## START
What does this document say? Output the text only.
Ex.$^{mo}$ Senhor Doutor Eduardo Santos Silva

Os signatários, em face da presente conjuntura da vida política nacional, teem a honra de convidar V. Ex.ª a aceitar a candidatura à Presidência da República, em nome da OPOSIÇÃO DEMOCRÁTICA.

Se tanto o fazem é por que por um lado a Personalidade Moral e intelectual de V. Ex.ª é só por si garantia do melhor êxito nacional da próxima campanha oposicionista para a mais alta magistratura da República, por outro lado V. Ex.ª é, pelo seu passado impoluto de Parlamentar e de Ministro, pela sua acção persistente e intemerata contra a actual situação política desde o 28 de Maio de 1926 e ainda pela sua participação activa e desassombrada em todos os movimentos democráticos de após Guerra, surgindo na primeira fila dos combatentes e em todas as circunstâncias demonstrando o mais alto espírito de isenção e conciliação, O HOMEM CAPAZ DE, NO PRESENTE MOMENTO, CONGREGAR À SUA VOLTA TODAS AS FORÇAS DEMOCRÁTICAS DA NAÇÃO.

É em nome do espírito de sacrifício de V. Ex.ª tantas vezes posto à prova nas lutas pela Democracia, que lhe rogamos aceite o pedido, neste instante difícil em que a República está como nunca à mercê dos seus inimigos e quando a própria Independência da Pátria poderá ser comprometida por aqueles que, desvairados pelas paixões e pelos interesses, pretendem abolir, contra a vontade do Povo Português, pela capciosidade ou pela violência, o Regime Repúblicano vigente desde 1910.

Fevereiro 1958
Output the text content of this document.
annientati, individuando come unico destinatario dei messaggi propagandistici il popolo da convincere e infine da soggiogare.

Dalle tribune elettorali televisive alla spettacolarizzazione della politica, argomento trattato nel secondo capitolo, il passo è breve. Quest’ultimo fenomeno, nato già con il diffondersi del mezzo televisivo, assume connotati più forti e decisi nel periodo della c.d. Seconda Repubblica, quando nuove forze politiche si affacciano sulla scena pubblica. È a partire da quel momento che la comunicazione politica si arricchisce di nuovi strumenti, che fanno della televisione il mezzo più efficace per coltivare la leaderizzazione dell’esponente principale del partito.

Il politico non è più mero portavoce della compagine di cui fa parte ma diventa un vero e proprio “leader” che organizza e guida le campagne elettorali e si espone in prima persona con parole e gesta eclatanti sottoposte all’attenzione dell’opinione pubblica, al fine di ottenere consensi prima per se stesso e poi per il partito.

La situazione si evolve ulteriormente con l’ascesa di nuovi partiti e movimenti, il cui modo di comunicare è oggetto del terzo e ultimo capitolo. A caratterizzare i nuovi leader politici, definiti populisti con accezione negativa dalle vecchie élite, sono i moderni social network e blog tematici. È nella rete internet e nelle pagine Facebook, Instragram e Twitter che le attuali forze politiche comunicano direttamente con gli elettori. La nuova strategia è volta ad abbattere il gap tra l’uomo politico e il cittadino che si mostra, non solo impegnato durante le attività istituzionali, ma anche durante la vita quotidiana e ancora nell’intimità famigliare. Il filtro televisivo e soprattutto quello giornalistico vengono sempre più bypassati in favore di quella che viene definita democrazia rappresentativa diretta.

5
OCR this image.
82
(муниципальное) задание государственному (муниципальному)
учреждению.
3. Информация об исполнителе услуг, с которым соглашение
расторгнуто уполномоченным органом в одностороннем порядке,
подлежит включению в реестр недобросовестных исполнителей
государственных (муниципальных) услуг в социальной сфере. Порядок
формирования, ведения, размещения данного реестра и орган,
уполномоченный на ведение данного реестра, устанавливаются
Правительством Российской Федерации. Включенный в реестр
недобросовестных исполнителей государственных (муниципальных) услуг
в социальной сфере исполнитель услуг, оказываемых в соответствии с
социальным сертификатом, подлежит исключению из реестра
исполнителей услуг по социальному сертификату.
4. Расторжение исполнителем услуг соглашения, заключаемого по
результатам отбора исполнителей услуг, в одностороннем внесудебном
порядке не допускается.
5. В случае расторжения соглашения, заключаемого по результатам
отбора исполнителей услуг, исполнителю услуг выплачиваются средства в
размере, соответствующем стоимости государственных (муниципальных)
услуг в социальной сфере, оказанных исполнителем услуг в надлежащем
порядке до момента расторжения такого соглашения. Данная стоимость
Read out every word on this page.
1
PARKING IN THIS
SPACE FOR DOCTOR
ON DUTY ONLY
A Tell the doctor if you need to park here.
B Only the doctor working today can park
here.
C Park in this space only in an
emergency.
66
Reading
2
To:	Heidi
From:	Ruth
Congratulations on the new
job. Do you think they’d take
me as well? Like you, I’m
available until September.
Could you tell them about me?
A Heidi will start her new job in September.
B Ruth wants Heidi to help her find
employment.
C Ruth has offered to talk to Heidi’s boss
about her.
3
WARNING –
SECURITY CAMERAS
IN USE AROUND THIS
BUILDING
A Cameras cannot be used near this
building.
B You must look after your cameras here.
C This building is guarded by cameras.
## END
* TASK TO COMPLETE: Return each entry from above without altering a single character.

* EXPECTED ANSWER:
What does this document say? Output the text only.
Ex.$^{mo}$ Senhor Doutor Eduardo Santos Silva

Os signatários, em face da presente conjuntura da vida política nacional, teem a honra de convidar V. Ex.ª a aceitar a candidatura à Presidência da República, em nome da OPOSIÇÃO DEMOCRÁTICA.

Se tanto o fazem é por que por um lado a Personalidade Moral e intelectual de V. Ex.ª é só por si garantia do melhor êxito nacional da próxima campanha oposicionista para a mais alta magistratura da República, por outro lado V. Ex.ª é, pelo seu passado impoluto de Parlamentar e de Ministro, pela sua acção persistente e intemerata contra a actual situação política desde o 28 de Maio de 1926 e ainda pela sua participação activa e desassombrada em todos os movimentos democráticos de após Guerra, surgindo na primeira fila dos combatentes e em todas as circunstâncias demonstrando o mais alto espírito de isenção e conciliação, O HOMEM CAPAZ DE, NO PRESENTE MOMENTO, CONGREGAR À SUA VOLTA TODAS AS FORÇAS DEMOCRÁTICAS DA NAÇÃO.

É em nome do espírito de sacrifício de V. Ex.ª tantas vezes posto à prova nas lutas pela Democracia, que lhe rogamos aceite o pedido, neste instante difícil em que a República está como nunca à mercê dos seus inimigos e quando a própria Independência da Pátria poderá ser comprometida por aqueles que, desvairados pelas paixões e pelos interesses, pretendem abolir, contra a vontade do Povo Português, pela capciosidade ou pela violência, o Regime Repúblicano vigente desde 1910.

Fevereiro 1958
Output the text content of this document.
annientati, individuando come unico destinatario dei messaggi propagandistici il popolo da convincere e infine da soggiogare.

Dalle tribune elettorali televisive alla spettacolarizzazione della politica, argomento trattato nel secondo capitolo, il passo è breve. Quest’ultimo fenomeno, nato già con il diffondersi del mezzo televisivo, assume connotati più forti e decisi nel periodo della c.d. Seconda Repubblica, quando nuove forze politiche si affacciano sulla scena pubblica. È a partire da quel momento che la comunicazione politica si arricchisce di nuovi strumenti, che fanno della televisione il mezzo più efficace per coltivare la leaderizzazione dell’esponente principale del partito.

Il politico non è più mero portavoce della compagine di cui fa parte ma diventa un vero e proprio “leader” che organizza e guida le campagne elettorali e si espone in prima persona con parole e gesta eclatanti sottoposte all’attenzione dell’opinione pubblica, al fine di ottenere consensi prima per se stesso e poi per il partito.

La situazione si evolve ulteriormente con l’ascesa di nuovi partiti e movimenti, il cui modo di comunicare è oggetto del terzo e ultimo capitolo. A caratterizzare i nuovi leader politici, definiti populisti con accezione negativa dalle vecchie élite, sono i moderni social network e blog tematici. È nella rete internet e nelle pagine Facebook, Instragram e Twitter che le attuali forze politiche comunicano direttamente con gli elettori. La nuova strategia è volta ad abbattere il gap tra l’uomo politico e il cittadino che si mostra, non solo impegnato durante le attività istituzionali, ma anche durante la vita quotidiana e ancora nell’intimità famigliare. Il filtro televisivo e soprattutto quello giornalistico vengono sempre più bypassati in favore di quella che viene definita democrazia rappresentativa diretta.

5
OCR this image.
82
(муниципальное) задание государственному (муниципальному)
учреждению.
3. Информация об исполнителе услуг, с которым соглашение
расторгнуто уполномоченным органом в одностороннем порядке,
подлежит включению в реестр недобросовестных исполнителей
государственных (муниципальных) услуг в социальной сфере. Порядок
формирования, ведения, размещения данного реестра и орган,
уполномоченный на ведение данного реестра, устанавливаются
Правительством Российской Федерации. Включенный в реестр
недобросовестных исполнителей государственных (муниципальных) услуг
в социальной сфере исполнитель услуг, оказываемых в соответствии с
социальным сертификатом, подлежит исключению из реестра
исполнителей услуг по социальному сертификату.
4. Расторжение исполнителем услуг соглашения, заключаемого по
результатам отбора исполнителей услуг, в одностороннем внесудебном
порядке не допускается.
5. В случае расторжения соглашения, заключаемого по результатам
отбора исполнителей услуг, исполнителю услуг выплачиваются средства в
размере, соответствующем стоимости государственных (муниципальных)
услуг в социальной сфере, оказанных исполнителем услуг в надлежащем
порядке до момента расторжения такого соглашения. Данная стоимость
Read out every word on this page.
1
PARKING IN THIS
SPACE FOR DOCTOR
ON DUTY ONLY
A Tell the doctor if you need to park here.
B Only the doctor working today can park
here.
C Park in this space only in an
emergency.
66
Reading
2
To:	Heidi
From:	Ruth
Congratulations on the new
job. Do you think they’d take
me as well? Like you, I’m
available until September.
Could you tell them about me?
A Heidi will start her new job in September.
B Ruth wants Heidi to help her find
employment.
C Ruth has offered to talk to Heidi’s boss
about her.
3
WARNING –
SECURITY CAMERAS
IN USE AROUND THIS
BUILDING
A Cameras cannot be used near this
building.
B You must look after your cameras here.
C This building is guarded by cameras.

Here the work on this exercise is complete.